• TASK REQUIREMENTS:
Please report every line from the material that contains the word "America".

Records about charts and figures
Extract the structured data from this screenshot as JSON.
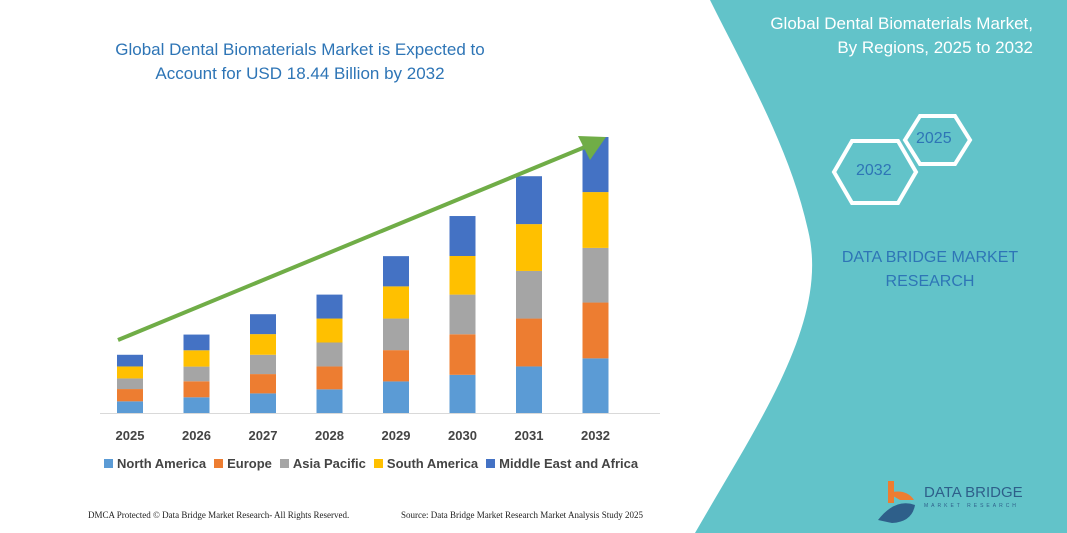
{
  "header": {
    "title": "Global Dental Biomaterials Market is Expected to Account for USD 18.44 Billion by 2032"
  },
  "side_panel": {
    "title_line1": "Global Dental Biomaterials Market,",
    "title_line2": "By Regions, 2025 to 2032",
    "hex_1": "2025",
    "hex_2": "2032",
    "brand_line1": "DATA BRIDGE MARKET",
    "brand_line2": "RESEARCH",
    "color": "#62c3c9"
  },
  "logo": {
    "name": "DATA BRIDGE",
    "sub": "MARKET RESEARCH"
  },
  "footer": {
    "copyright": "DMCA Protected © Data Bridge Market Research- All Rights Reserved.",
    "source": "Source: Data Bridge Market Research Market Analysis Study 2025"
  },
  "chart_data": {
    "type": "bar",
    "stacked": true,
    "title": "Global Dental Biomaterials Market is Expected to Account for USD 18.44 Billion by 2032",
    "categories": [
      "2025",
      "2026",
      "2027",
      "2028",
      "2029",
      "2030",
      "2031",
      "2032"
    ],
    "series": [
      {
        "name": "North America",
        "color": "#5b9bd5",
        "values": [
          0.78,
          1.05,
          1.31,
          1.58,
          2.11,
          2.55,
          3.11,
          3.65
        ]
      },
      {
        "name": "Europe",
        "color": "#ed7d31",
        "values": [
          0.82,
          1.07,
          1.29,
          1.53,
          2.09,
          2.71,
          3.2,
          3.73
        ]
      },
      {
        "name": "Asia Pacific",
        "color": "#a5a5a5",
        "values": [
          0.71,
          0.98,
          1.29,
          1.6,
          2.11,
          2.65,
          3.18,
          3.65
        ]
      },
      {
        "name": "South America",
        "color": "#ffc000",
        "values": [
          0.8,
          1.09,
          1.38,
          1.6,
          2.15,
          2.58,
          3.13,
          3.73
        ]
      },
      {
        "name": "Middle East and Africa",
        "color": "#4472c4",
        "values": [
          0.78,
          1.05,
          1.33,
          1.6,
          2.02,
          2.67,
          3.2,
          3.68
        ]
      }
    ],
    "ylim": [
      0,
      18.44
    ],
    "y_axis_shown": false,
    "grid": false,
    "legend": "bottom",
    "trend_arrow": {
      "color": "#70ad47"
    }
  }
}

• EXPECTED ANSWER:
        "name": "North America",
        "name": "South America",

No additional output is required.